### What to work on
Collect all lines from the listing that include the string "mean".

** START OF Given records **

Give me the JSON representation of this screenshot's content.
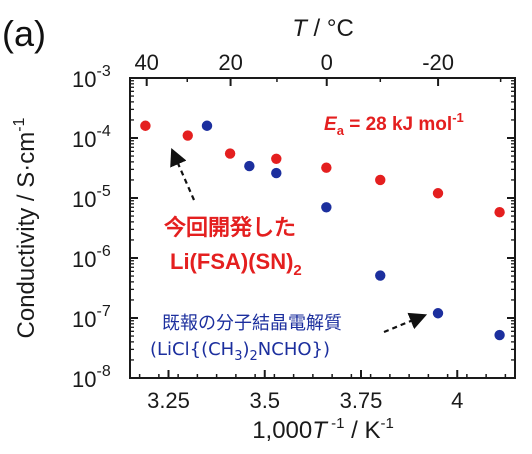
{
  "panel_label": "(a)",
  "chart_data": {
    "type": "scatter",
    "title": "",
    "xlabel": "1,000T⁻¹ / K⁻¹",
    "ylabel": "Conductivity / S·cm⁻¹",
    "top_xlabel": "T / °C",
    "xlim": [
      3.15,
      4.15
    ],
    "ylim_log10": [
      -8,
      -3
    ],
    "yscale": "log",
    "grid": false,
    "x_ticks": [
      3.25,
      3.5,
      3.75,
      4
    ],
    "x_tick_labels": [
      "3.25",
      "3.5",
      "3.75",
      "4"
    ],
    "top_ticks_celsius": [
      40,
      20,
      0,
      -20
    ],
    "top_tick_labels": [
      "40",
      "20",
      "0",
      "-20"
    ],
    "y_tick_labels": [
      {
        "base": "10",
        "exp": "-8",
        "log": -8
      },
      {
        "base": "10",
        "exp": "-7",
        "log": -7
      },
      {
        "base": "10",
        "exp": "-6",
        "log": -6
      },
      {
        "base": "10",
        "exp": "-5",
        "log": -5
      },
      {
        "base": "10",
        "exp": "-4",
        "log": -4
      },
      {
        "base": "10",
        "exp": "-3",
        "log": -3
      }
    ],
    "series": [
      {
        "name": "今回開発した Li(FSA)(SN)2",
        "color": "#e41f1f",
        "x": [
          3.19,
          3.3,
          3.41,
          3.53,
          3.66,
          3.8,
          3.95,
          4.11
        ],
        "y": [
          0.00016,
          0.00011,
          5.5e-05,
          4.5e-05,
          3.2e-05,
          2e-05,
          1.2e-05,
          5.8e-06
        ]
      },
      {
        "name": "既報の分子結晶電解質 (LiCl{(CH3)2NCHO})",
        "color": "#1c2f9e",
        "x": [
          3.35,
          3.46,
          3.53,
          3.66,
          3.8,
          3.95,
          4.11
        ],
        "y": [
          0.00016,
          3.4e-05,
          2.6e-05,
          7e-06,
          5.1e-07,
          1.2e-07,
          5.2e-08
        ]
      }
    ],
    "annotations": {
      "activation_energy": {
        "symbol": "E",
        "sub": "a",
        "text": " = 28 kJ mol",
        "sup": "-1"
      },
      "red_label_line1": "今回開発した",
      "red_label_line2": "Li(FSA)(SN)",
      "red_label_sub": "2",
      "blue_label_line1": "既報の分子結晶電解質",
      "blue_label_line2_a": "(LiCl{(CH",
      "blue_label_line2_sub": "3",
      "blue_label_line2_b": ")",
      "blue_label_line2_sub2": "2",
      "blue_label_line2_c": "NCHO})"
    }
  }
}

** END OF Given records **
** START OF Given records **

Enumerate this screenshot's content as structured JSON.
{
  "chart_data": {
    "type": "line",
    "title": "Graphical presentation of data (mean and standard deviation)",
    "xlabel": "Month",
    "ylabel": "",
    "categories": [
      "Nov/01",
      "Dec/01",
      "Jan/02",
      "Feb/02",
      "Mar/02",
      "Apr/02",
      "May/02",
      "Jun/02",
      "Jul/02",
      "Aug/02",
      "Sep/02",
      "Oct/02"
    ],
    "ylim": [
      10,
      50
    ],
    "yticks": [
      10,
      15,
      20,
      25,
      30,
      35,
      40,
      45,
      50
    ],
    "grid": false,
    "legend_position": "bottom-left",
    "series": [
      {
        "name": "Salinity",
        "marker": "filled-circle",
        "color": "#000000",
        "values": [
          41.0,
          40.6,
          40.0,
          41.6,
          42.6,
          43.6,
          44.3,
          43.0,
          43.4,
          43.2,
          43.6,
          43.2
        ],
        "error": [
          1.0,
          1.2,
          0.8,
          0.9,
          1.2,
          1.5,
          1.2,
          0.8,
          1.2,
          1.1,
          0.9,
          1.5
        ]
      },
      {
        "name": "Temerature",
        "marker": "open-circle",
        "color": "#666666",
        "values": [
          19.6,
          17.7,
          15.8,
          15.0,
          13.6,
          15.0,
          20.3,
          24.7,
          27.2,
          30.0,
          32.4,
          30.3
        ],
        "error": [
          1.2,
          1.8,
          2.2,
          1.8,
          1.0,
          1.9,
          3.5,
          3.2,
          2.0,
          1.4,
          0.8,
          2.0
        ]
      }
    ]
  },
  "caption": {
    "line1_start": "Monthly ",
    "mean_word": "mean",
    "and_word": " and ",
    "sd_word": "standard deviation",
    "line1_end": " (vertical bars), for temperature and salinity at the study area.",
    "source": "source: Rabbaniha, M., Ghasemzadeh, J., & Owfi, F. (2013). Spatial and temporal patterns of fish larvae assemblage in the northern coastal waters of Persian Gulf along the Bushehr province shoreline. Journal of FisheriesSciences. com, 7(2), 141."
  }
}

** END OF Given records **

### Finished answer
    "title": "Graphical presentation of data (mean and standard deviation)",
    "mean_word": "mean",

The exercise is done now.